SHORT PROBLEM: Filter the records below down to lines containing "doesn".

ITEMS:
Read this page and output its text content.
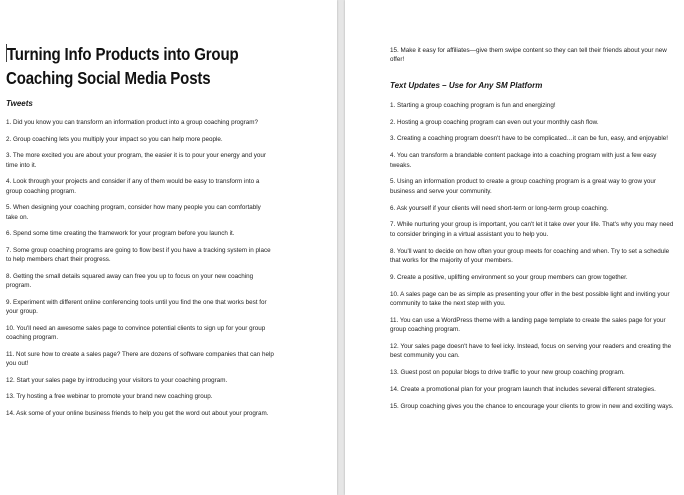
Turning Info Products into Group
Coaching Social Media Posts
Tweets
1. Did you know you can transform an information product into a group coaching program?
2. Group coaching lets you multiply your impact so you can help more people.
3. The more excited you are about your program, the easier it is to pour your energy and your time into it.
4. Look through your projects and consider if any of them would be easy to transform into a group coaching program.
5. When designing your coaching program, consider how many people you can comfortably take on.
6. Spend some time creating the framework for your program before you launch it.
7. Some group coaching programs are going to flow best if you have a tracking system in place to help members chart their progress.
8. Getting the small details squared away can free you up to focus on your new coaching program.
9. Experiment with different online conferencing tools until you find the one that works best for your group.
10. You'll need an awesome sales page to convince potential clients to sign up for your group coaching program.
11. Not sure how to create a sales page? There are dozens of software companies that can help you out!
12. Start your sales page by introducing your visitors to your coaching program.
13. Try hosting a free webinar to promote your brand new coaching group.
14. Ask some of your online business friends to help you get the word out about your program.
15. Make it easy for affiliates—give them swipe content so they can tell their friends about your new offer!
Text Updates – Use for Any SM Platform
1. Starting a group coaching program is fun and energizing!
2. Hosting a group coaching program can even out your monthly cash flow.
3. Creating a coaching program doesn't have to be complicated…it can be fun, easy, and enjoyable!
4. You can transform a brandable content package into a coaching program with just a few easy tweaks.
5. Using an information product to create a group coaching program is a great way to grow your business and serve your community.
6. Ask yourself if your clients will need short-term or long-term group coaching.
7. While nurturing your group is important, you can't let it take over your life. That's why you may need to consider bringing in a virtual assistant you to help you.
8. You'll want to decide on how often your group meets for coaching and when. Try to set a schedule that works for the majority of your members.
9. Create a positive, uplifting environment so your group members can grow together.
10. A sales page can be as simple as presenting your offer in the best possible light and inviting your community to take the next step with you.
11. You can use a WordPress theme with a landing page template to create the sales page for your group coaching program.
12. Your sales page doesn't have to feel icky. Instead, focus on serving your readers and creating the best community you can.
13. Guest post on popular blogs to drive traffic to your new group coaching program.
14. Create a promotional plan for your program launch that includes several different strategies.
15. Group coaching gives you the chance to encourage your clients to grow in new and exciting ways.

==

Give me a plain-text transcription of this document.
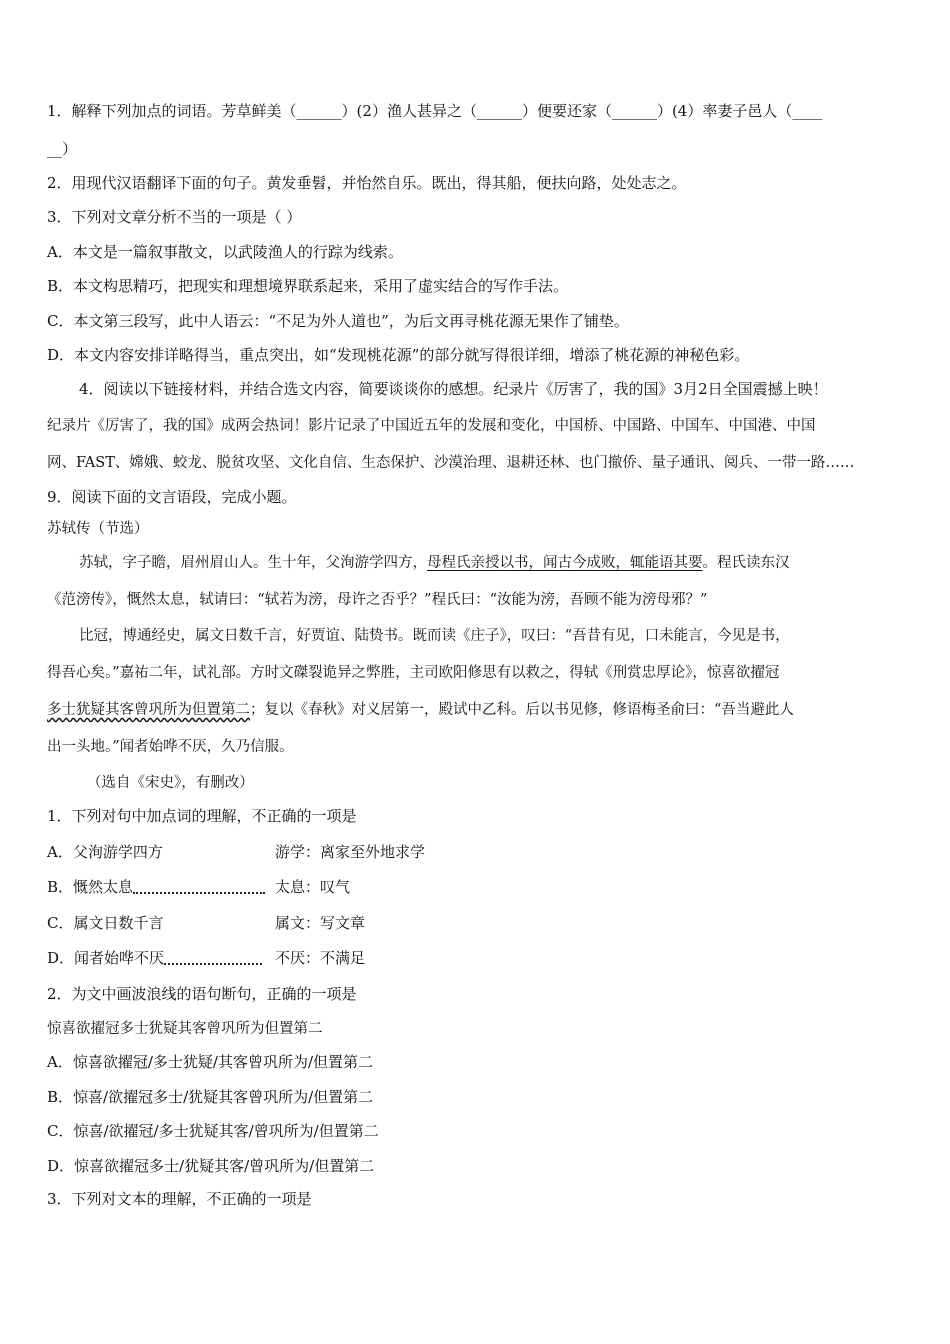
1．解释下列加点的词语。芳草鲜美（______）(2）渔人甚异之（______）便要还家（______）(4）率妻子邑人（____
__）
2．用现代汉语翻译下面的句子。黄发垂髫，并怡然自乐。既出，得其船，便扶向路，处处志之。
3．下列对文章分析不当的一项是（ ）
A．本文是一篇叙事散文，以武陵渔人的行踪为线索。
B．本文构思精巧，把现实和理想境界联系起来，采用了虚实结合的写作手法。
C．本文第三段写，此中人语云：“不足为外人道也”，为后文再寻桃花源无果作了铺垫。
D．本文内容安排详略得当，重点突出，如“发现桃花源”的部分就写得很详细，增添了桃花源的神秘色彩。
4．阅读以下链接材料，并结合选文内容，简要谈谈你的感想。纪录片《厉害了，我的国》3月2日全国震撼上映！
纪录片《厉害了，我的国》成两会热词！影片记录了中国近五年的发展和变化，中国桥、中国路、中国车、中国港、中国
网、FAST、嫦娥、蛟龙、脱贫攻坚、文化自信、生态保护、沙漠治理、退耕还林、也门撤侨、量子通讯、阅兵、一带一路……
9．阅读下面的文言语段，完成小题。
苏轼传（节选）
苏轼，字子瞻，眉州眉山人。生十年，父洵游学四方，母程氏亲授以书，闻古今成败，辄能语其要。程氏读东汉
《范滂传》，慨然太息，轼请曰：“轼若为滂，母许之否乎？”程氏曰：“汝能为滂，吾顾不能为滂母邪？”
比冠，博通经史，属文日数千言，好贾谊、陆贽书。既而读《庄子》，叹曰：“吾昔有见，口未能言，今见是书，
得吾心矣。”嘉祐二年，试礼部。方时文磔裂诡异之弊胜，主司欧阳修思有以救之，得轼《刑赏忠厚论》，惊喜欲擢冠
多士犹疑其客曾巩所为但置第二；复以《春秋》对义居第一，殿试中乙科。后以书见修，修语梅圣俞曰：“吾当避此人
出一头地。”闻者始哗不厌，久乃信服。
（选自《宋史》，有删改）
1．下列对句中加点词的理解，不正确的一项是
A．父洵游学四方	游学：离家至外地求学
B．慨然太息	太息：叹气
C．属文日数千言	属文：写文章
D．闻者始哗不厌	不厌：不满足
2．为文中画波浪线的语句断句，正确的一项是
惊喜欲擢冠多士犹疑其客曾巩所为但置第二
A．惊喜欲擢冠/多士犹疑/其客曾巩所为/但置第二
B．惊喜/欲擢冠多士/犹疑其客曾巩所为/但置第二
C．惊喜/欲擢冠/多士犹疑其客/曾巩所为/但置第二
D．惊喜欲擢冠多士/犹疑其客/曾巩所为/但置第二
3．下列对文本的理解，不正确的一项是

---

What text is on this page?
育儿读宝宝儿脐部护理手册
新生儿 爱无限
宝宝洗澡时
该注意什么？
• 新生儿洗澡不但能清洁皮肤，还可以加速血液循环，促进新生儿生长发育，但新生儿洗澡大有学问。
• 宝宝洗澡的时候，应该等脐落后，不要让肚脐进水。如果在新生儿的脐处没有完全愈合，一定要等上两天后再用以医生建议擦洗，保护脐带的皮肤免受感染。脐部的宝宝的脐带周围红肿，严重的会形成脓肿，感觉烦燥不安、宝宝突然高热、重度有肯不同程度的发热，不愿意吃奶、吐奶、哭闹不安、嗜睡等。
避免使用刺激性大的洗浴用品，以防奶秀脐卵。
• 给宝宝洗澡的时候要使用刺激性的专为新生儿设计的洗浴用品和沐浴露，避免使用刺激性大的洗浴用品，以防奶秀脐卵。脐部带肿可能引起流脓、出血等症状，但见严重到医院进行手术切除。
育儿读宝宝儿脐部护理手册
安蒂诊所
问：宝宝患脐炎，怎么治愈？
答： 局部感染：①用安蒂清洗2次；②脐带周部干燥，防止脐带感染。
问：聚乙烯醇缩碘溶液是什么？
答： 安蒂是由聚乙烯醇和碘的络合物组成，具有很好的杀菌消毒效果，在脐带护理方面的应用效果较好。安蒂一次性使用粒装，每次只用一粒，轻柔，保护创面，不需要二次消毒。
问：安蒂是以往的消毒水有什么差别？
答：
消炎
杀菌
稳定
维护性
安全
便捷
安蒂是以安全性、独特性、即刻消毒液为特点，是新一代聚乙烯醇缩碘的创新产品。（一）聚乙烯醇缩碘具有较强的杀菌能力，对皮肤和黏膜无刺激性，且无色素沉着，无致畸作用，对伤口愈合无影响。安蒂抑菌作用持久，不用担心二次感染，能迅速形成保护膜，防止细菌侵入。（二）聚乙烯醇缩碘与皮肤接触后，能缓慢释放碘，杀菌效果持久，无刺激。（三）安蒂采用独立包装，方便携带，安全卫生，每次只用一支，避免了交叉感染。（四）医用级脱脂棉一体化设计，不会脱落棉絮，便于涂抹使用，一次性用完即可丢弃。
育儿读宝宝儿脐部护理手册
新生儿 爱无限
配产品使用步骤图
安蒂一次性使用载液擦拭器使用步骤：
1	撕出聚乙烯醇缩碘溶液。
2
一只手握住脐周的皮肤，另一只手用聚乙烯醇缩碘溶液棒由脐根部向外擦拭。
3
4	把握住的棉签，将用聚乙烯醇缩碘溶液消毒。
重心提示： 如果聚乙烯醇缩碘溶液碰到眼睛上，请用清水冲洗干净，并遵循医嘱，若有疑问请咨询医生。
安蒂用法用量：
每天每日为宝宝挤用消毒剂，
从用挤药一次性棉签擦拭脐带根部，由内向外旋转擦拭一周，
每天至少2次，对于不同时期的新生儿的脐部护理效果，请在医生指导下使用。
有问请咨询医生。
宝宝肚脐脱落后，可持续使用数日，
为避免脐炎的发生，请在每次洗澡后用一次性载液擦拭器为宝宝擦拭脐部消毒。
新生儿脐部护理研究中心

OUTPUT BELOW:
3. Creating a coaching program doesn't have to be complicated…it can be fun, easy, and enjoyable!
12. Your sales page doesn't have to feel icky. Instead, focus on serving your readers and creating the best community you can.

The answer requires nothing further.